[Raw records]
** start **
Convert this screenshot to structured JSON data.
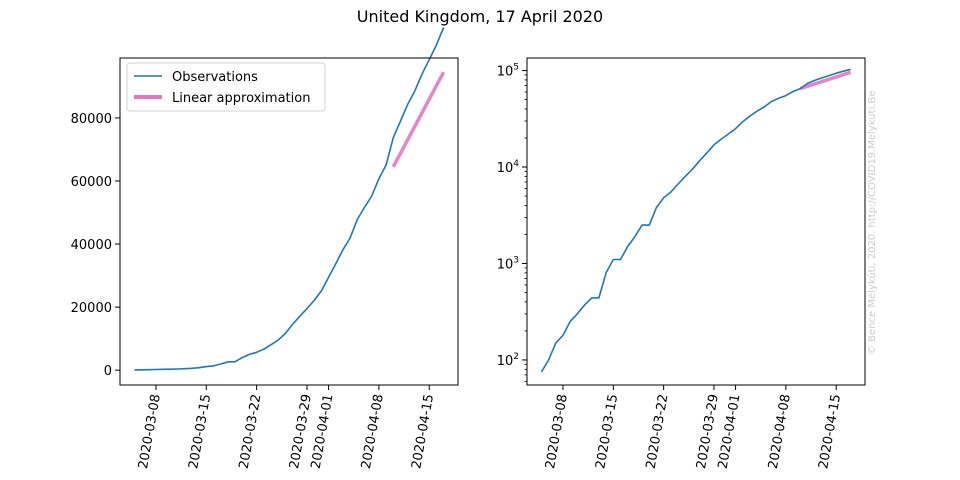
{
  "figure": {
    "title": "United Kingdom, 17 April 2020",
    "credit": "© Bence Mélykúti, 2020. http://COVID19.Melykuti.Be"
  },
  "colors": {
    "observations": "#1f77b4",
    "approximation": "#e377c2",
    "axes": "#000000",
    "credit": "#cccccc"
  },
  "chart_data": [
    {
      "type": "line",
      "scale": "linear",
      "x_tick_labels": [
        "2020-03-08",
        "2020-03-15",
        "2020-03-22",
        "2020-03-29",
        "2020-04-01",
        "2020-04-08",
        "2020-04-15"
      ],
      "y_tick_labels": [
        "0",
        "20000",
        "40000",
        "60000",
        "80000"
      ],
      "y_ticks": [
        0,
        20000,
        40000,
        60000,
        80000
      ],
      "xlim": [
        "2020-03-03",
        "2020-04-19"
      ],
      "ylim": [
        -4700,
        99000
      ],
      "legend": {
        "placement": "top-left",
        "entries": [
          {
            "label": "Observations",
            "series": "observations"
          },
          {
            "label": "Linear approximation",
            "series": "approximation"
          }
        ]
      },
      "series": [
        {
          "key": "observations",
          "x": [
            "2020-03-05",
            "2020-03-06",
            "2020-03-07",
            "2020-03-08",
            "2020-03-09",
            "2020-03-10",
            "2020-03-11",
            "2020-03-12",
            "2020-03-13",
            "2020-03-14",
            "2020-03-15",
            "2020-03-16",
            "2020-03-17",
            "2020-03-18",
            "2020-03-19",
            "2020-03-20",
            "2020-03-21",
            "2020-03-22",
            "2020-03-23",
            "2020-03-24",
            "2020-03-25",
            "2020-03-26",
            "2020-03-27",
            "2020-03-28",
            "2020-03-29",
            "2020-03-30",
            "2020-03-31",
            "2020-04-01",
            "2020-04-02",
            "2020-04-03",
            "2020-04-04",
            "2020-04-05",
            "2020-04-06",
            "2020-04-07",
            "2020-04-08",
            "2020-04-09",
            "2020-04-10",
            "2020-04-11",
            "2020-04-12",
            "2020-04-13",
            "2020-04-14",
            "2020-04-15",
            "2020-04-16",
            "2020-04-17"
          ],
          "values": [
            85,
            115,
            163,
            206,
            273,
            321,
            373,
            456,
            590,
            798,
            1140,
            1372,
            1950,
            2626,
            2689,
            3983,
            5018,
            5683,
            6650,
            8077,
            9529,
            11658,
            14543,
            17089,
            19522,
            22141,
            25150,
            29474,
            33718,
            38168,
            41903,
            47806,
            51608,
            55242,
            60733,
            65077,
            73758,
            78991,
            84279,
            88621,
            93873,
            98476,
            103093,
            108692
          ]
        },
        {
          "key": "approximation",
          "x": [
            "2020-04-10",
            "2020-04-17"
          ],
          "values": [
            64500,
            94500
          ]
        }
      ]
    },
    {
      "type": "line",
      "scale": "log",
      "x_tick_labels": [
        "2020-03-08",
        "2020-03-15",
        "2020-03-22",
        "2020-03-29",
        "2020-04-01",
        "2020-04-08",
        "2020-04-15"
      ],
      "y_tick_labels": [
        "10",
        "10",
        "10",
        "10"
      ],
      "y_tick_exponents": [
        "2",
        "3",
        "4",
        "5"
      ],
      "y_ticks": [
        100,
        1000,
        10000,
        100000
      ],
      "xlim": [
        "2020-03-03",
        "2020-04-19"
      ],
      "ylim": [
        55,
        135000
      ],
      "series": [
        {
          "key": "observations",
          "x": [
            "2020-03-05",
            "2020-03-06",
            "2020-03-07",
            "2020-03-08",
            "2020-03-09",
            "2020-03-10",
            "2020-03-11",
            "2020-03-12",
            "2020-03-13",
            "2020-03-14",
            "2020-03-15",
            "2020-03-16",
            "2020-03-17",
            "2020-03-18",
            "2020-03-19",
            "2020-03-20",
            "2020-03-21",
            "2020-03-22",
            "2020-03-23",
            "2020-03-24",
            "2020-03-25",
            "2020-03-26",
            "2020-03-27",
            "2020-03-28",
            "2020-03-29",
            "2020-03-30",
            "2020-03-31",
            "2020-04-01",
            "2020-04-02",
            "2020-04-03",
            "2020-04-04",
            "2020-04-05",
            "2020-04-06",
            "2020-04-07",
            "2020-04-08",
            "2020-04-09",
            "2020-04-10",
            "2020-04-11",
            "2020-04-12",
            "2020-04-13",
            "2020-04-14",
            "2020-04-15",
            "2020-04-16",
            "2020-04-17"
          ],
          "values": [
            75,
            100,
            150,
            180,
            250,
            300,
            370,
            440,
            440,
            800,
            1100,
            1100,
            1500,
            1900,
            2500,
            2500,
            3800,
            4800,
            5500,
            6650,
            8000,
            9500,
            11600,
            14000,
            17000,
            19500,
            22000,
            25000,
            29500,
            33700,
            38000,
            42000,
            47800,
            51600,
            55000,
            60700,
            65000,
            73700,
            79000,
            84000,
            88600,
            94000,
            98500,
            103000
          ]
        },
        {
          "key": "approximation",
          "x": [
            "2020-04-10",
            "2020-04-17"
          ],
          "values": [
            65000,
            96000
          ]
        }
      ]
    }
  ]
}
** end **
** start **
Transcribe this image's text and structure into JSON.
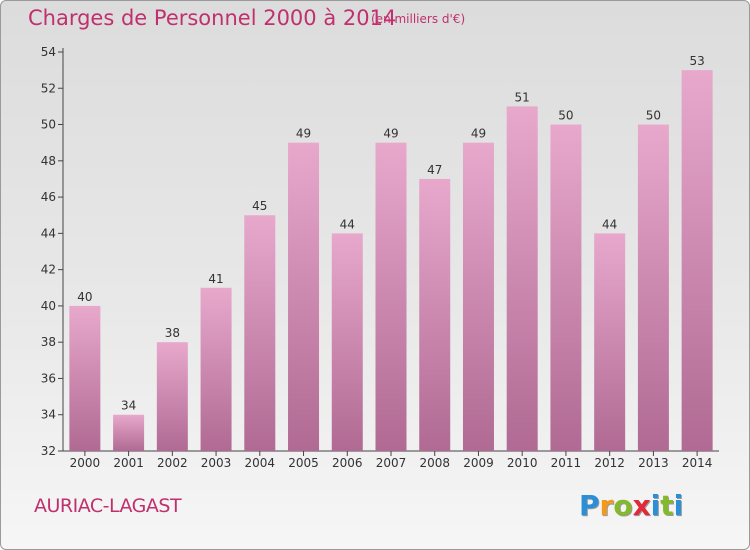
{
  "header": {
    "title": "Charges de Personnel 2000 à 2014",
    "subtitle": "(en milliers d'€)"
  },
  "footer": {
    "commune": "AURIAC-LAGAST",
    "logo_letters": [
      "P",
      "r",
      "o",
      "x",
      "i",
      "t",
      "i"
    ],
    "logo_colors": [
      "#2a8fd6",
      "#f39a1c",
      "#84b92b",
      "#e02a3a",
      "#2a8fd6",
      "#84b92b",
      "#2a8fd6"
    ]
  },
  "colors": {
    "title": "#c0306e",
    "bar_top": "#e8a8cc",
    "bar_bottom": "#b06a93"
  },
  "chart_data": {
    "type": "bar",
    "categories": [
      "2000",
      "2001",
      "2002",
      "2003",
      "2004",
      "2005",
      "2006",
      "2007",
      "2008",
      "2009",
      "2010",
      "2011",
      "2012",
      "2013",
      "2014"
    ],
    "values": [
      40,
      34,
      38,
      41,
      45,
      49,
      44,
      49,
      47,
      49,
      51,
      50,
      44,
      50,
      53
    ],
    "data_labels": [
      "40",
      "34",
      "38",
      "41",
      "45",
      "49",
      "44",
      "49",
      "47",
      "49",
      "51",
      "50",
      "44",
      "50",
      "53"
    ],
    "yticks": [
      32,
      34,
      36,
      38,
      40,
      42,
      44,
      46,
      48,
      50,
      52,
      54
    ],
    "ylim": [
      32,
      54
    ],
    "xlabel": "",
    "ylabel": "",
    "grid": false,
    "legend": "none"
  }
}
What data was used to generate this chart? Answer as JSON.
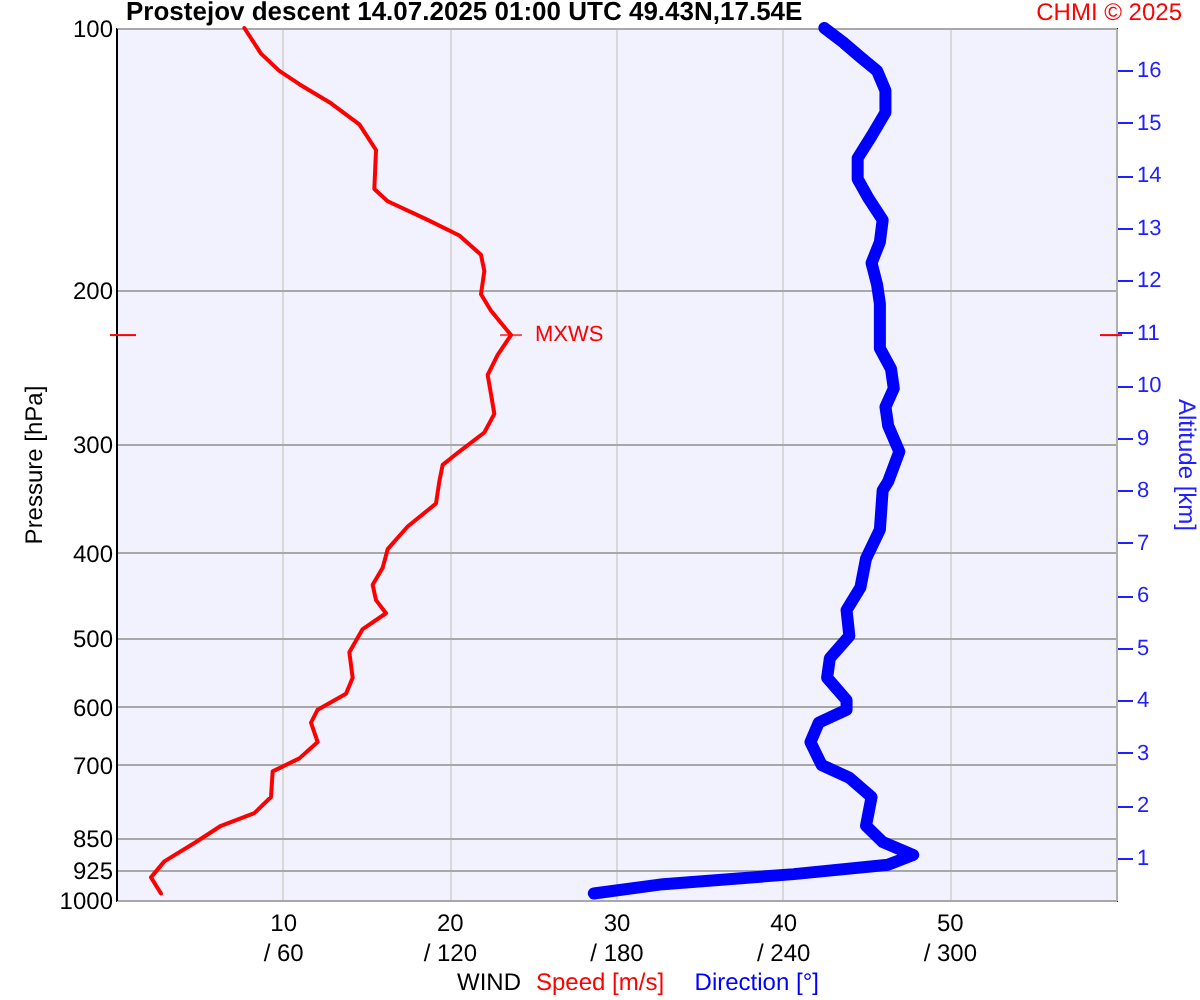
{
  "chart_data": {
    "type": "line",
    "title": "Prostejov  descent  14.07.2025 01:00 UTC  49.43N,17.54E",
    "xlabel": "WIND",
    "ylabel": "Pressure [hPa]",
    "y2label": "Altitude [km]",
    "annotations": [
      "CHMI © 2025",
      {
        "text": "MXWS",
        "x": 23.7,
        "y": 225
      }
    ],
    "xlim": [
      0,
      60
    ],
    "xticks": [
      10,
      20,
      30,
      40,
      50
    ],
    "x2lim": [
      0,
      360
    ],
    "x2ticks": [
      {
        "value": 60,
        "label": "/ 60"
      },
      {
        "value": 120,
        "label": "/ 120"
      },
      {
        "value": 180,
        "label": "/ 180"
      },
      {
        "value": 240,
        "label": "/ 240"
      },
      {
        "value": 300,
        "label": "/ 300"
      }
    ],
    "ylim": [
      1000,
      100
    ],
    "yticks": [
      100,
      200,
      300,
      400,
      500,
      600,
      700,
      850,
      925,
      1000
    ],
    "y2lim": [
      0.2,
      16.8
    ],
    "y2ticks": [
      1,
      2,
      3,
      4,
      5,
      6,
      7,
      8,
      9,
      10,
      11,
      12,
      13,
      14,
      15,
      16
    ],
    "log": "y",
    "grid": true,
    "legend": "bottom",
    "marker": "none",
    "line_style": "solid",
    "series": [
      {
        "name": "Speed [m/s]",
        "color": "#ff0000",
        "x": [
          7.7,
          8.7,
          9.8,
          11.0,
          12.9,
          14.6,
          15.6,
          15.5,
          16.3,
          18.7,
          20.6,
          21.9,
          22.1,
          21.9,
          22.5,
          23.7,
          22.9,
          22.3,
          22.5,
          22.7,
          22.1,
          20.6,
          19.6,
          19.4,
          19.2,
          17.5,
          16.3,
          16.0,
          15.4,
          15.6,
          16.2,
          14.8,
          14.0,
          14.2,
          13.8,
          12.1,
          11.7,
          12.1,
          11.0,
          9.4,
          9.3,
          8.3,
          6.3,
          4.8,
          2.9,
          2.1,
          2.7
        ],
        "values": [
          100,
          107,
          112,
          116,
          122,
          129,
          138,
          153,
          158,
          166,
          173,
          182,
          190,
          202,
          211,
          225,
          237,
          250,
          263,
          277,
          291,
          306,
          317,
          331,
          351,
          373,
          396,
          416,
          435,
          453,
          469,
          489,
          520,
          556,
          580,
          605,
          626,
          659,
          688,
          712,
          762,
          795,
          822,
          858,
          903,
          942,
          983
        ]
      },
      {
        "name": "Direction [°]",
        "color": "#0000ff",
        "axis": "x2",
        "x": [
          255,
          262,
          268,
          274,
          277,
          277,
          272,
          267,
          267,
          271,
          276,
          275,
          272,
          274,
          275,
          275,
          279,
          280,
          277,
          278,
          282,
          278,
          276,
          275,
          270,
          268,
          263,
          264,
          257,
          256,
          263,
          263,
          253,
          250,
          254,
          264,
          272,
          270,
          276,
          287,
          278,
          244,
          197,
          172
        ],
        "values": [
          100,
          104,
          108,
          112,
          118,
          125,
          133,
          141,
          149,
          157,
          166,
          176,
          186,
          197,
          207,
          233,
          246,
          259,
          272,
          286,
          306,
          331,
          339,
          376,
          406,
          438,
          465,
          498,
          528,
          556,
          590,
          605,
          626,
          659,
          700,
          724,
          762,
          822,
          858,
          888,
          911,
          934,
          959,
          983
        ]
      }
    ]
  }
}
** end **
** start **
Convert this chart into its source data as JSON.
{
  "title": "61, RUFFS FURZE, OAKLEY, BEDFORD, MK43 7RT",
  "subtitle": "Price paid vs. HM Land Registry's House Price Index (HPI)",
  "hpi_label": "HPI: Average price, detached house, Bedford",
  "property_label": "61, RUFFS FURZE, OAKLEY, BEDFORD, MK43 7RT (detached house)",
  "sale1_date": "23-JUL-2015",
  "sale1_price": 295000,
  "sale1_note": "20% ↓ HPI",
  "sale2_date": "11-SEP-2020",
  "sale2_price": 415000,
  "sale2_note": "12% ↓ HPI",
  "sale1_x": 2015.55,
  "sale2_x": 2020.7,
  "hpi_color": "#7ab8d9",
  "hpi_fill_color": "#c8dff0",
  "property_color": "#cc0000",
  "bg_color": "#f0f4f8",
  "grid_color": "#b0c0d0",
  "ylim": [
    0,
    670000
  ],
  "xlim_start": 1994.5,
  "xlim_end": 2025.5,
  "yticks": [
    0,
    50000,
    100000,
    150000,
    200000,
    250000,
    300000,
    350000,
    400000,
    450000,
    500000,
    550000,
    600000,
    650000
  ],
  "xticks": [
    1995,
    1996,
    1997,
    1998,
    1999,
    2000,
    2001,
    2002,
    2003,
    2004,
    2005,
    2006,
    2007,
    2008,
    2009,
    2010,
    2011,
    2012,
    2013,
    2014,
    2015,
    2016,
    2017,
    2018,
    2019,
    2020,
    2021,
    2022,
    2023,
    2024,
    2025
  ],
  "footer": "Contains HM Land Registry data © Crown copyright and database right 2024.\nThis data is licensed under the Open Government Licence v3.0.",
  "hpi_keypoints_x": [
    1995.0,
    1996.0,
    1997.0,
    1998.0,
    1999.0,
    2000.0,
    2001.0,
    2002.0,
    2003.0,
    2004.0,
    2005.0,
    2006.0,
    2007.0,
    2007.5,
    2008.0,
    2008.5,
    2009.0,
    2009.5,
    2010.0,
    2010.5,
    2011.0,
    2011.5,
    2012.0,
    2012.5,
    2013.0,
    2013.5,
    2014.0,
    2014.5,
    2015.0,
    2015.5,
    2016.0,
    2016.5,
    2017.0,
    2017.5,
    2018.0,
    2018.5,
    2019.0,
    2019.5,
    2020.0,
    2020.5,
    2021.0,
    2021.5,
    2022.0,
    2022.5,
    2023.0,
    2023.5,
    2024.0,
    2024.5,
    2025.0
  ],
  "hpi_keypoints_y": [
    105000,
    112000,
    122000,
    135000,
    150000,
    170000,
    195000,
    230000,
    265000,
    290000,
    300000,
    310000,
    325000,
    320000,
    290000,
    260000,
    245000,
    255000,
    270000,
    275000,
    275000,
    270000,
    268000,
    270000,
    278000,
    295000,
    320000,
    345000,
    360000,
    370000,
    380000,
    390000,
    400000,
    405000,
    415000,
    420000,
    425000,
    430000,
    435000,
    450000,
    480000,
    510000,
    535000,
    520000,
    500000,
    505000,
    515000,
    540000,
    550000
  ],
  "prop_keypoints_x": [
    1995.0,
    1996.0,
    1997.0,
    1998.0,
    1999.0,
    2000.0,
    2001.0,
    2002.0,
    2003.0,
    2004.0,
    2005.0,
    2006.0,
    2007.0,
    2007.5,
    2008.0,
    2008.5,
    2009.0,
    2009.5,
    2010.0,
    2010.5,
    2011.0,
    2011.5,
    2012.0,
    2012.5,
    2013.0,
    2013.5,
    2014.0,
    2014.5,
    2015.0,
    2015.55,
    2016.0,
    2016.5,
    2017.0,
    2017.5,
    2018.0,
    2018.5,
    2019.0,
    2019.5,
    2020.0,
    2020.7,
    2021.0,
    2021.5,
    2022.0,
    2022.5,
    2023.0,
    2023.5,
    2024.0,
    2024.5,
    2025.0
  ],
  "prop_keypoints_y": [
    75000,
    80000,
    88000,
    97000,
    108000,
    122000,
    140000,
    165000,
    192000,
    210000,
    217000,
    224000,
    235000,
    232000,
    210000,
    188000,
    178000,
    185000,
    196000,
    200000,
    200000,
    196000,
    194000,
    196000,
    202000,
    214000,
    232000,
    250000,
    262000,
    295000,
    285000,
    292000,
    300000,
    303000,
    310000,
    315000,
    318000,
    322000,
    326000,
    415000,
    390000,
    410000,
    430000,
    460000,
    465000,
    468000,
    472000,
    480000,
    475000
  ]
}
** end **
▸ WRITTEN EXERCISE:
Within the listing above, copy each line that has the string "FURZE".

▸ ANSWER IN FULL:
  "title": "61, RUFFS FURZE, OAKLEY, BEDFORD, MK43 7RT",
  "property_label": "61, RUFFS FURZE, OAKLEY, BEDFORD, MK43 7RT (detached house)",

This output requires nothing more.